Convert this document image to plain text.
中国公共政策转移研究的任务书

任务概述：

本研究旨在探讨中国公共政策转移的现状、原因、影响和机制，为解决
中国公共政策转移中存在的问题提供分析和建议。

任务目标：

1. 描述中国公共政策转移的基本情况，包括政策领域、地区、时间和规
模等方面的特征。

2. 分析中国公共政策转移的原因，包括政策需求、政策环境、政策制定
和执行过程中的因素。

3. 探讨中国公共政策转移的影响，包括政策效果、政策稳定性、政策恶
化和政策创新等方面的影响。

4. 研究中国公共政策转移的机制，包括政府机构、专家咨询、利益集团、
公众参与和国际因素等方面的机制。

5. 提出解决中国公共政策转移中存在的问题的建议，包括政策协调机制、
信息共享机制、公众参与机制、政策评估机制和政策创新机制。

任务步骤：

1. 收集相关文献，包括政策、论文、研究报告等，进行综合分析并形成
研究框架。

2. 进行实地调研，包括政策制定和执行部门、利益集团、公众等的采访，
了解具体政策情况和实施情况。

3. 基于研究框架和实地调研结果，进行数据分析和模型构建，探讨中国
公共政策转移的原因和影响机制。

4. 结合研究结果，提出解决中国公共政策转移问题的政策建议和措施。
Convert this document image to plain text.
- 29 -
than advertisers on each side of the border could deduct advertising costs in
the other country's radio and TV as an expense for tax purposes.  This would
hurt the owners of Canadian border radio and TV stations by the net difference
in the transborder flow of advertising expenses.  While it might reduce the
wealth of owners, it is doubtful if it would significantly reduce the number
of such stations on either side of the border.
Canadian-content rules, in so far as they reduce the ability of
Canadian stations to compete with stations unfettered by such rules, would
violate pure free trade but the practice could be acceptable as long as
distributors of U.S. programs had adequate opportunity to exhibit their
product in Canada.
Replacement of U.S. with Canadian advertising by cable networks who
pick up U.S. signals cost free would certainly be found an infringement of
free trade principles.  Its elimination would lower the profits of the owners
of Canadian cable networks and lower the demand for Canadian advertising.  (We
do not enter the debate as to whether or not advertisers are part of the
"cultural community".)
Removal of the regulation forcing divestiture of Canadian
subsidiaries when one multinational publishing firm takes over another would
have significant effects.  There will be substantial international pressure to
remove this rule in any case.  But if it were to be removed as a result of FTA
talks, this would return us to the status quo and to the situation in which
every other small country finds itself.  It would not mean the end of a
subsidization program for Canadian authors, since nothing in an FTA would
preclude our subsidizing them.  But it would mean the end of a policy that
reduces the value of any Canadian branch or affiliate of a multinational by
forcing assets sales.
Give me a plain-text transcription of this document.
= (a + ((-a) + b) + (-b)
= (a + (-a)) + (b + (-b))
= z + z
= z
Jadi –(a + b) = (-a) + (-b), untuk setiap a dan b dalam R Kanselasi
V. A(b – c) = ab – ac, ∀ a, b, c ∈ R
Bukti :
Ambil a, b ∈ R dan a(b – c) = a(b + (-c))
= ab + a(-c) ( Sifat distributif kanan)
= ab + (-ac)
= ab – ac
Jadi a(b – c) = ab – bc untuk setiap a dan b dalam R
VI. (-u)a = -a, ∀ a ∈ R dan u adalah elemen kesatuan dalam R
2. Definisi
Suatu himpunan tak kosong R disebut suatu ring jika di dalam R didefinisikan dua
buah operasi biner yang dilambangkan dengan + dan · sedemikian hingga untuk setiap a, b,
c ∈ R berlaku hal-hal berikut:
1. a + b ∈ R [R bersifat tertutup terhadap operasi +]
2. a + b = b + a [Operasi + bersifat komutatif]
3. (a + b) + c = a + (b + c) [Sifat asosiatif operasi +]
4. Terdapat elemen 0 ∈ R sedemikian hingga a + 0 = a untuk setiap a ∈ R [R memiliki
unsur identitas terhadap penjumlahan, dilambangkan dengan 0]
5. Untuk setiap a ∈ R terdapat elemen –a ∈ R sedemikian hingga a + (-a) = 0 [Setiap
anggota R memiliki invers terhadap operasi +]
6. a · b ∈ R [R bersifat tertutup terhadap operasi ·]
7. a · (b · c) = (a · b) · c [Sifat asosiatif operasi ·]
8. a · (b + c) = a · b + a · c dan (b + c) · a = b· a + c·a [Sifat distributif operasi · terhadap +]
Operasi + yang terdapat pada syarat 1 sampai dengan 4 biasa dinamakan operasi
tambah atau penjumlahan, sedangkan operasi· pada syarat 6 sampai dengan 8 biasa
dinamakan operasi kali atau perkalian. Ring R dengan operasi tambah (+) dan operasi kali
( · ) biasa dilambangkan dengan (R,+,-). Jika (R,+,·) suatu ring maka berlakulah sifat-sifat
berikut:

= EXERCISE AIM =
Looking at the records above, tally the lines holding "dengan" and reply with that number only.

= SOLUTION TO THIS EXERCISE =
6